Tally the lines in the following entries that include the word "ylabel"; state only the total.

──────── Data section ────────

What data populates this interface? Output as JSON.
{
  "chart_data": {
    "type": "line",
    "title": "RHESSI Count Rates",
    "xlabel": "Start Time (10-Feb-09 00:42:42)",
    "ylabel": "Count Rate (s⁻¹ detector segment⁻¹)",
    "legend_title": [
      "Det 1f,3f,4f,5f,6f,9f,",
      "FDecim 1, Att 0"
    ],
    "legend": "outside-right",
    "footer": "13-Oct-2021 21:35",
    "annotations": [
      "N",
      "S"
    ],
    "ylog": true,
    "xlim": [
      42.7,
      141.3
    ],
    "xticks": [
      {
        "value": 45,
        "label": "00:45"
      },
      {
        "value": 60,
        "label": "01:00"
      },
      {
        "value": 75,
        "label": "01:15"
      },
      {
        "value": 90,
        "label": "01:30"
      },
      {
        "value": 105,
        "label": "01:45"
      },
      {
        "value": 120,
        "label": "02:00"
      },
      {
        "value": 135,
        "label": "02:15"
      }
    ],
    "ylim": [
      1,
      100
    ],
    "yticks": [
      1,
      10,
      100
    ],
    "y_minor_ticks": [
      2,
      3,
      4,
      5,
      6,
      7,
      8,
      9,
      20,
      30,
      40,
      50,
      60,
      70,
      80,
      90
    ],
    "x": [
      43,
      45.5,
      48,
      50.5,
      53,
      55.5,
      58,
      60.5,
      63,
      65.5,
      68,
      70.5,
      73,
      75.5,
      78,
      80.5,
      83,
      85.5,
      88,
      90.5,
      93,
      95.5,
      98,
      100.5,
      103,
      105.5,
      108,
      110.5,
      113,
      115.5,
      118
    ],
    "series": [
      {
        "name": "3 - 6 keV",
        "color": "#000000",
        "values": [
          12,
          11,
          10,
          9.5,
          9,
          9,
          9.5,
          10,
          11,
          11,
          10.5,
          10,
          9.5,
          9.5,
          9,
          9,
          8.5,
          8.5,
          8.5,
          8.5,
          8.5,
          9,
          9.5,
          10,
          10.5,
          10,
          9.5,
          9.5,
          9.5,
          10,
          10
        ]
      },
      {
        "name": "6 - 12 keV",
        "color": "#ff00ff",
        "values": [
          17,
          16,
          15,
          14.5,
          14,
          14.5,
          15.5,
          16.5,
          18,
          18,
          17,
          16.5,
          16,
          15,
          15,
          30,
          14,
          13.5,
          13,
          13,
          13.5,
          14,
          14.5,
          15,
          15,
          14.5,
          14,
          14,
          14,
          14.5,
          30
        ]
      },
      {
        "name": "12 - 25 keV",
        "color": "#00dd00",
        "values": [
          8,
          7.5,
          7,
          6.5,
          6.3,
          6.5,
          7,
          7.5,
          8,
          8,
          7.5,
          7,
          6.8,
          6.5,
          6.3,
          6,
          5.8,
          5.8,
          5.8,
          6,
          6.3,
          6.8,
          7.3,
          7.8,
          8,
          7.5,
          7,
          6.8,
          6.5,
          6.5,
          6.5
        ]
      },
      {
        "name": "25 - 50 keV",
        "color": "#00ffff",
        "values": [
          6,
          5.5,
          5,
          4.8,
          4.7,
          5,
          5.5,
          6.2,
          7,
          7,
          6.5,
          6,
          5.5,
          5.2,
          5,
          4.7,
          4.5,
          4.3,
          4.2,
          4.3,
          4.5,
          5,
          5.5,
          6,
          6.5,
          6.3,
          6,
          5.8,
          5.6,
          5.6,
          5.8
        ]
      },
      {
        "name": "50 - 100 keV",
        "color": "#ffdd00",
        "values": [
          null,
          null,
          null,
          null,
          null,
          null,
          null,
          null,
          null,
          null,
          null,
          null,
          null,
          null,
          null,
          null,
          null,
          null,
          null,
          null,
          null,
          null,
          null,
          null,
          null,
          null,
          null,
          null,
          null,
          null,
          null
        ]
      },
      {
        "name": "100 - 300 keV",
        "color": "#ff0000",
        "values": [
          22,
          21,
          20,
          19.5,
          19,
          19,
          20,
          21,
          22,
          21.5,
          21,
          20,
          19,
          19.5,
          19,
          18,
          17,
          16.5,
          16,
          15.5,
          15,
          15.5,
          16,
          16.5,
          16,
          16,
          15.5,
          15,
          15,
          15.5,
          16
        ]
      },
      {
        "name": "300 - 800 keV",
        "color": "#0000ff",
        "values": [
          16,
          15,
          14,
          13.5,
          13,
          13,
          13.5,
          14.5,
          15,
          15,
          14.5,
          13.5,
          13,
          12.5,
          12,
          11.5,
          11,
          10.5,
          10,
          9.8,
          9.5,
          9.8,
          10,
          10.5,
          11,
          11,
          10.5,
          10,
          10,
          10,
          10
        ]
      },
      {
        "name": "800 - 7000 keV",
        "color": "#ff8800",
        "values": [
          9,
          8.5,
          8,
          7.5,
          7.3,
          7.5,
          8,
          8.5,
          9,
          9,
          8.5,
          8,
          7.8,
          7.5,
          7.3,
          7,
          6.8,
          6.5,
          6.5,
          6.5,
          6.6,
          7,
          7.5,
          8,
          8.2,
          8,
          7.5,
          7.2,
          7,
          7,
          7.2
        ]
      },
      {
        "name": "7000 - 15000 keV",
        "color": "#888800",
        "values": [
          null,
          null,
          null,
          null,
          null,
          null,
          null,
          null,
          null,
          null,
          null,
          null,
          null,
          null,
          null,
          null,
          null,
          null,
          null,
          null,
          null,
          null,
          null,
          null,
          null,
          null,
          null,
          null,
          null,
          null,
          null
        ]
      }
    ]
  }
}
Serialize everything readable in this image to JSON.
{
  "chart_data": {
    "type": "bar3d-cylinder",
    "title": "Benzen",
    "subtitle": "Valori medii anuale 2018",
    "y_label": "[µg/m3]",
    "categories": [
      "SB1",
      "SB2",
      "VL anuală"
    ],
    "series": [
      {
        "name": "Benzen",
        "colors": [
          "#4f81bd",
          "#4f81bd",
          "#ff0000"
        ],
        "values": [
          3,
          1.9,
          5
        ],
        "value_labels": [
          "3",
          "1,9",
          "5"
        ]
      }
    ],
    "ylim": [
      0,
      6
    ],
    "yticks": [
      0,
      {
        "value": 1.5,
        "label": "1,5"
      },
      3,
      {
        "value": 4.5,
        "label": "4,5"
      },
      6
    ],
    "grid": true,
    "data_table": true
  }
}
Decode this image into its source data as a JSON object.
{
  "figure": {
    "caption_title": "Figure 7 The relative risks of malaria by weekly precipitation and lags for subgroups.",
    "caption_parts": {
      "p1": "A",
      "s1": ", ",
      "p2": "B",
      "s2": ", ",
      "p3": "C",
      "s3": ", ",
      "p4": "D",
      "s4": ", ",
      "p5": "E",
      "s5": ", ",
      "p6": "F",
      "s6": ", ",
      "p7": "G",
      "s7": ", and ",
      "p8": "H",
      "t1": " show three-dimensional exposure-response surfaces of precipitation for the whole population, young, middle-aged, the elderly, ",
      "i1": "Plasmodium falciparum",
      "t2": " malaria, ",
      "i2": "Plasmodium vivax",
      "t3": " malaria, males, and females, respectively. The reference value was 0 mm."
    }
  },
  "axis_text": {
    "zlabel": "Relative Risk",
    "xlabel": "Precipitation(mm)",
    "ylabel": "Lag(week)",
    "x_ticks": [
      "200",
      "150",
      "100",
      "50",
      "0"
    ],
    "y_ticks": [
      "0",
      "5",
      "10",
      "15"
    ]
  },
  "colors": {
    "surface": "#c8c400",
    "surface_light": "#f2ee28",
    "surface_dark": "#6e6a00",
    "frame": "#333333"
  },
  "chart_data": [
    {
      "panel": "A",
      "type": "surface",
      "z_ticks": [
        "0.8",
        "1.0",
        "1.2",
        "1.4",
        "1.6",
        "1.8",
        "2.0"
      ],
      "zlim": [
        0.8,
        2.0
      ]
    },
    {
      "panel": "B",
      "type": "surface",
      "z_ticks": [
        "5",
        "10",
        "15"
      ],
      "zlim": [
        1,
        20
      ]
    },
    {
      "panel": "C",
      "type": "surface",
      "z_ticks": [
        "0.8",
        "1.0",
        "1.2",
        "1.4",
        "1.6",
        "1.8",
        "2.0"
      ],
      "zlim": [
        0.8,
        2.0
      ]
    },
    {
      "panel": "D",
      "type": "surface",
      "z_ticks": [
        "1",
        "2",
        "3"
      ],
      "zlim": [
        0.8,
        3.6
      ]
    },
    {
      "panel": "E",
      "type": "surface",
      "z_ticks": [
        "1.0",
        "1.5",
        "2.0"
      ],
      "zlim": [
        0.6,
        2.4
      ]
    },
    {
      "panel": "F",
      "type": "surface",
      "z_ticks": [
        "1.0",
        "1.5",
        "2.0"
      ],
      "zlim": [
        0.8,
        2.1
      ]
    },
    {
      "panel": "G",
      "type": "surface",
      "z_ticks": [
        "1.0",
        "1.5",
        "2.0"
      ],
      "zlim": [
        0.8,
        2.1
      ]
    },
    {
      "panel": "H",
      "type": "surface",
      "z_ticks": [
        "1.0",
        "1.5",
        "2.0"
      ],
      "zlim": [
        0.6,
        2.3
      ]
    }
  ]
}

────────

- Reply -
2